Data entries
.....

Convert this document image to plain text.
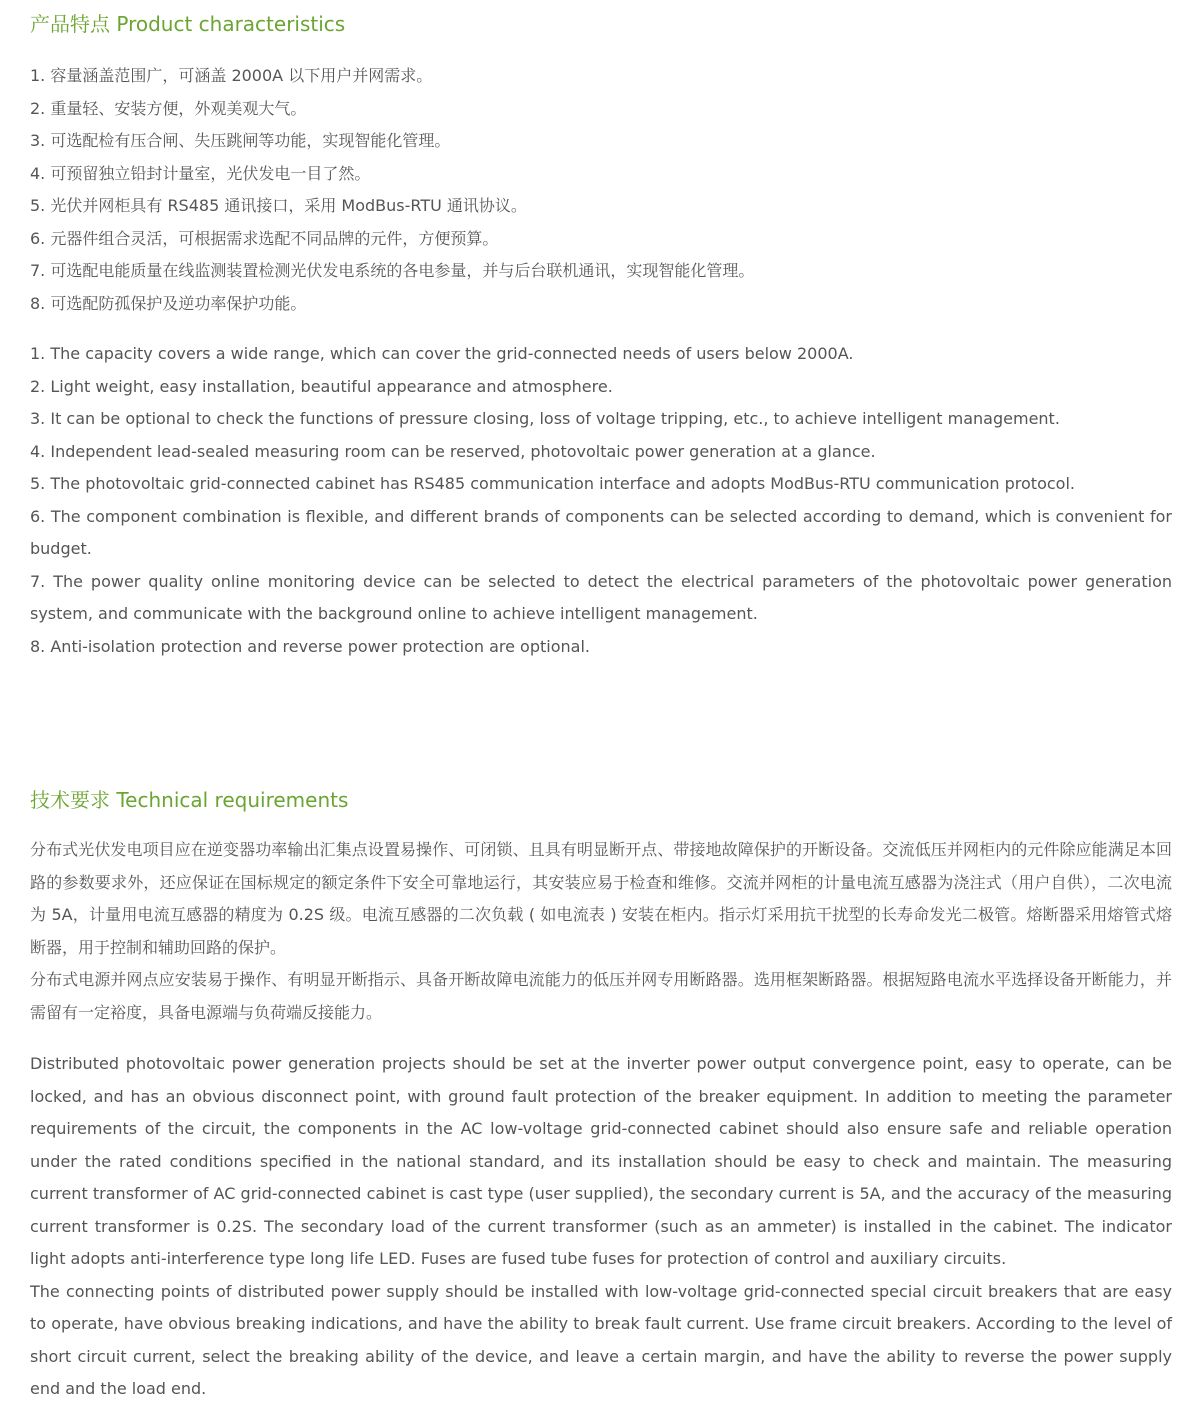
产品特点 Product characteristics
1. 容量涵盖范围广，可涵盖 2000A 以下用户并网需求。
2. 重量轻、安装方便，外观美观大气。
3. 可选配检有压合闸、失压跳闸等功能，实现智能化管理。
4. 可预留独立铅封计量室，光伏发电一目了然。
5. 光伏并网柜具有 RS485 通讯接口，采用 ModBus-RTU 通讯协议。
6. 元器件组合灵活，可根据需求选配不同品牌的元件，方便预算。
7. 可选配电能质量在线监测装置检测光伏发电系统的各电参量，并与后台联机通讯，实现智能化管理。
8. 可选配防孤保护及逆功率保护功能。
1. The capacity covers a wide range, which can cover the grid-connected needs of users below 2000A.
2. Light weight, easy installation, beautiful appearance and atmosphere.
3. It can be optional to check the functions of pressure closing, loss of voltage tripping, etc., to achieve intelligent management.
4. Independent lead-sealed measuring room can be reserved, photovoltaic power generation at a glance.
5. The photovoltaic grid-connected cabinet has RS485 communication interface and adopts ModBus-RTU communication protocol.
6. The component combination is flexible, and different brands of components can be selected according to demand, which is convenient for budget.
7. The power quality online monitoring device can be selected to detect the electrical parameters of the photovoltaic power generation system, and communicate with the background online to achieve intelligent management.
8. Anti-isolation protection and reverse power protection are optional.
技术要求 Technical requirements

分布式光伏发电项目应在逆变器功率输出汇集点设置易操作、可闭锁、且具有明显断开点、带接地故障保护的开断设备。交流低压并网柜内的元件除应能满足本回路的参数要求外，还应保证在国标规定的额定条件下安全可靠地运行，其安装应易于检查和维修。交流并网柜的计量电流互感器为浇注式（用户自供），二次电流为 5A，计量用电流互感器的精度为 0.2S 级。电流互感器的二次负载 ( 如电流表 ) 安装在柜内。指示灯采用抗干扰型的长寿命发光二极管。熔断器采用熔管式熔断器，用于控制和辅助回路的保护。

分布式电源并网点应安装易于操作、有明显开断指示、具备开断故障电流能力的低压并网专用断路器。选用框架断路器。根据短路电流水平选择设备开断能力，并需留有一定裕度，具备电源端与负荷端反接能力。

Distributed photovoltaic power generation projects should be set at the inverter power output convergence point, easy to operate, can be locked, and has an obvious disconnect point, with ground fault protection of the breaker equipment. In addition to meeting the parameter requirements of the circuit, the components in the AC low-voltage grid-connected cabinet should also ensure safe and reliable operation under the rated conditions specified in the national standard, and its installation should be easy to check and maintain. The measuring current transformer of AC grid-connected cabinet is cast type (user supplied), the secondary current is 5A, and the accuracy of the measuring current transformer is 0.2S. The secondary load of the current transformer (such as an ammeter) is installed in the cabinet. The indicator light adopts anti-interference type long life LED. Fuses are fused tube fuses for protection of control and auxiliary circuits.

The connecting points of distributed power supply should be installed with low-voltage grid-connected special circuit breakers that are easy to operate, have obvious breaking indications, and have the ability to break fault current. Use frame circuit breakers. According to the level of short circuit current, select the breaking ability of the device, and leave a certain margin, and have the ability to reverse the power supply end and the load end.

.....

Scan the records above for the string "current", then report every line that contains it.

Distributed photovoltaic power generation projects should be set at the inverter power output convergence point, easy to operate, can be locked, and has an obvious disconnect point, with ground fault protection of the breaker equipment. In addition to meeting the parameter requirements of the circuit, the components in the AC low-voltage grid-connected cabinet should also ensure safe and reliable operation under the rated conditions specified in the national standard, and its installation should be easy to check and maintain. The measuring current transformer of AC grid-connected cabinet is cast type (user supplied), the secondary current is 5A, and the accuracy of the measuring current transformer is 0.2S. The secondary load of the current transformer (such as an ammeter) is installed in the cabinet. The indicator light adopts anti-interference type long life LED. Fuses are fused tube fuses for protection of control and auxiliary circuits.
The connecting points of distributed power supply should be installed with low-voltage grid-connected special circuit breakers that are easy to operate, have obvious breaking indications, and have the ability to break fault current. Use frame circuit breakers. According to the level of short circuit current, select the breaking ability of the device, and leave a certain margin, and have the ability to reverse the power supply end and the load end.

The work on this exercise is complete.